Below are records to repeat exactly. Omit the pictures from the copy.

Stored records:

================================

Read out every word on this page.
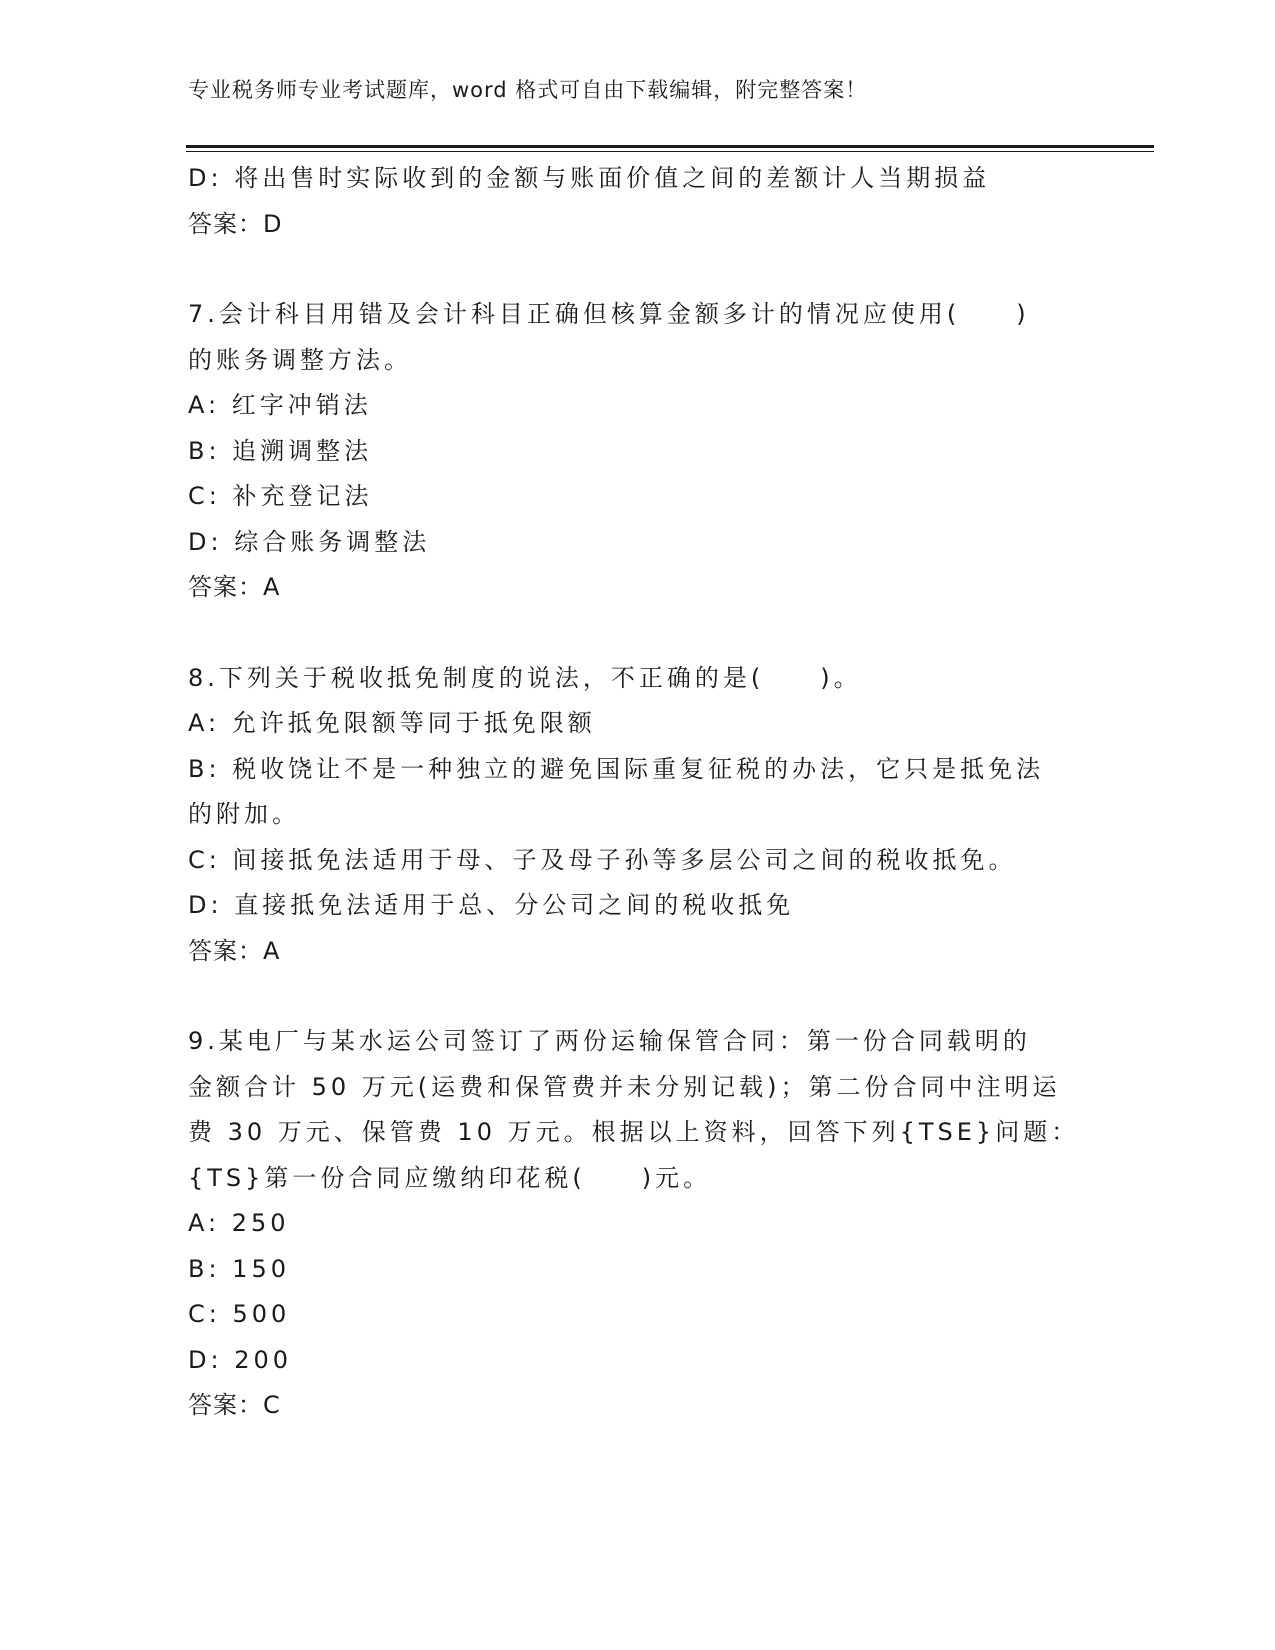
专业税务师专业考试题库，word 格式可自由下载编辑，附完整答案！
D: 将出售时实际收到的金额与账面价值之间的差额计人当期损益
答案：D
7.会计科目用错及会计科目正确但核算金额多计的情况应使用(　　)
的账务调整方法。
A: 红字冲销法
B: 追溯调整法
C: 补充登记法
D: 综合账务调整法
答案：A
8.下列关于税收抵免制度的说法，不正确的是(　　)。
A: 允许抵免限额等同于抵免限额
B: 税收饶让不是一种独立的避免国际重复征税的办法，它只是抵免法
的附加。
C: 间接抵免法适用于母、子及母子孙等多层公司之间的税收抵免。
D: 直接抵免法适用于总、分公司之间的税收抵免
答案：A
9.某电厂与某水运公司签订了两份运输保管合同：第一份合同载明的
金额合计 50 万元(运费和保管费并未分别记载)；第二份合同中注明运
费 30 万元、保管费 10 万元。根据以上资料，回答下列{TSE}问题：
{TS}第一份合同应缴纳印花税(　　)元。
A: 250
B: 150
C: 500
D: 200
答案：C
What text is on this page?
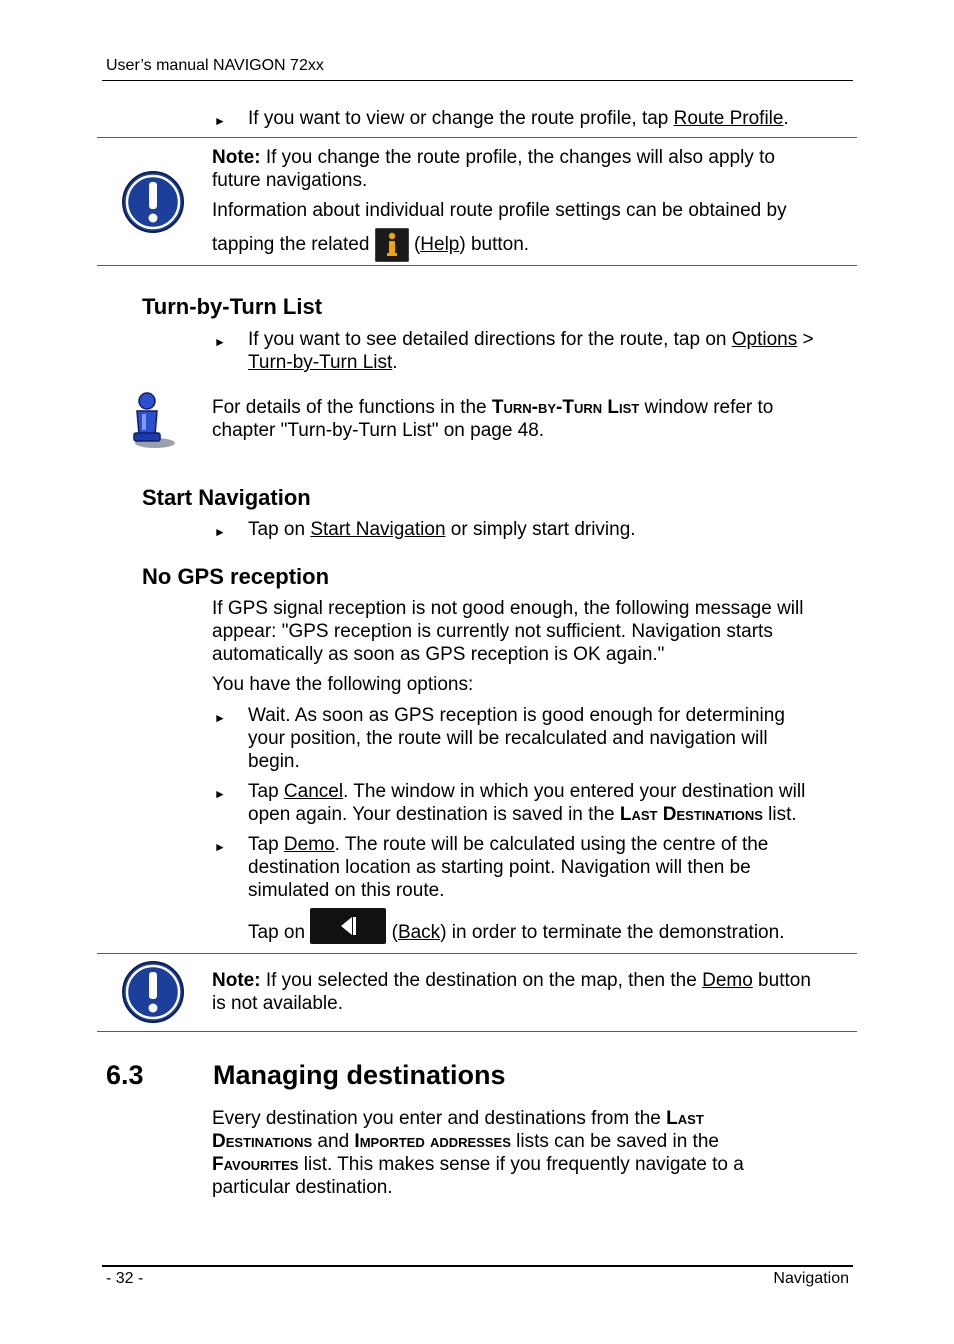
User’s manual NAVIGON 72xx
► If you want to view or change the route profile, tap Route Profile.
Note: If you change the route profile, the changes will also apply to
future navigations.
Information about individual route profile settings can be obtained by
tapping the related  (Help) button.
Turn-by-Turn List
► If you want to see detailed directions for the route, tap on Options >
Turn-by-Turn List.
For details of the functions in the Turn-by-Turn List window refer to
chapter "Turn-by-Turn List" on page 48.
Start Navigation
► Tap on Start Navigation or simply start driving.
No GPS reception
If GPS signal reception is not good enough, the following message will
appear: "GPS reception is currently not sufficient. Navigation starts
automatically as soon as GPS reception is OK again."
You have the following options:
► Wait. As soon as GPS reception is good enough for determining
your position, the route will be recalculated and navigation will
begin.
► Tap Cancel. The window in which you entered your destination will
open again. Your destination is saved in the Last Destinations list.
► Tap Demo. The route will be calculated using the centre of the
destination location as starting point. Navigation will then be
simulated on this route.
Tap on	(Back) in order to terminate the demonstration.
Note: If you selected the destination on the map, then the Demo button
is not available.
6.3	Managing destinations
Every destination you enter and destinations from the Last
Destinations and Imported addresses lists can be saved in the
Favourites list. This makes sense if you frequently navigate to a
particular destination.
- 32 -	Navigation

================================

- TASK OUTPUT:
Read out every word on this page.
专业税务师专业考试题库，word 格式可自由下载编辑，附完整答案！
D: 将出售时实际收到的金额与账面价值之间的差额计人当期损益
答案：D
7.会计科目用错及会计科目正确但核算金额多计的情况应使用(　　)
的账务调整方法。
A: 红字冲销法
B: 追溯调整法
C: 补充登记法
D: 综合账务调整法
答案：A
8.下列关于税收抵免制度的说法，不正确的是(　　)。
A: 允许抵免限额等同于抵免限额
B: 税收饶让不是一种独立的避免国际重复征税的办法，它只是抵免法
的附加。
C: 间接抵免法适用于母、子及母子孙等多层公司之间的税收抵免。
D: 直接抵免法适用于总、分公司之间的税收抵免
答案：A
9.某电厂与某水运公司签订了两份运输保管合同：第一份合同载明的
金额合计 50 万元(运费和保管费并未分别记载)；第二份合同中注明运
费 30 万元、保管费 10 万元。根据以上资料，回答下列{TSE}问题：
{TS}第一份合同应缴纳印花税(　　)元。
A: 250
B: 150
C: 500
D: 200
答案：C
What text is on this page?
User’s manual NAVIGON 72xx
► If you want to view or change the route profile, tap Route Profile.
Note: If you change the route profile, the changes will also apply to
future navigations.
Information about individual route profile settings can be obtained by
tapping the related  (Help) button.
Turn-by-Turn List
► If you want to see detailed directions for the route, tap on Options >
Turn-by-Turn List.
For details of the functions in the Turn-by-Turn List window refer to
chapter "Turn-by-Turn List" on page 48.
Start Navigation
► Tap on Start Navigation or simply start driving.
No GPS reception
If GPS signal reception is not good enough, the following message will
appear: "GPS reception is currently not sufficient. Navigation starts
automatically as soon as GPS reception is OK again."
You have the following options:
► Wait. As soon as GPS reception is good enough for determining
your position, the route will be recalculated and navigation will
begin.
► Tap Cancel. The window in which you entered your destination will
open again. Your destination is saved in the Last Destinations list.
► Tap Demo. The route will be calculated using the centre of the
destination location as starting point. Navigation will then be
simulated on this route.
Tap on	(Back) in order to terminate the demonstration.
Note: If you selected the destination on the map, then the Demo button
is not available.
6.3	Managing destinations
Every destination you enter and destinations from the Last
Destinations and Imported addresses lists can be saved in the
Favourites list. This makes sense if you frequently navigate to a
particular destination.
- 32 -	Navigation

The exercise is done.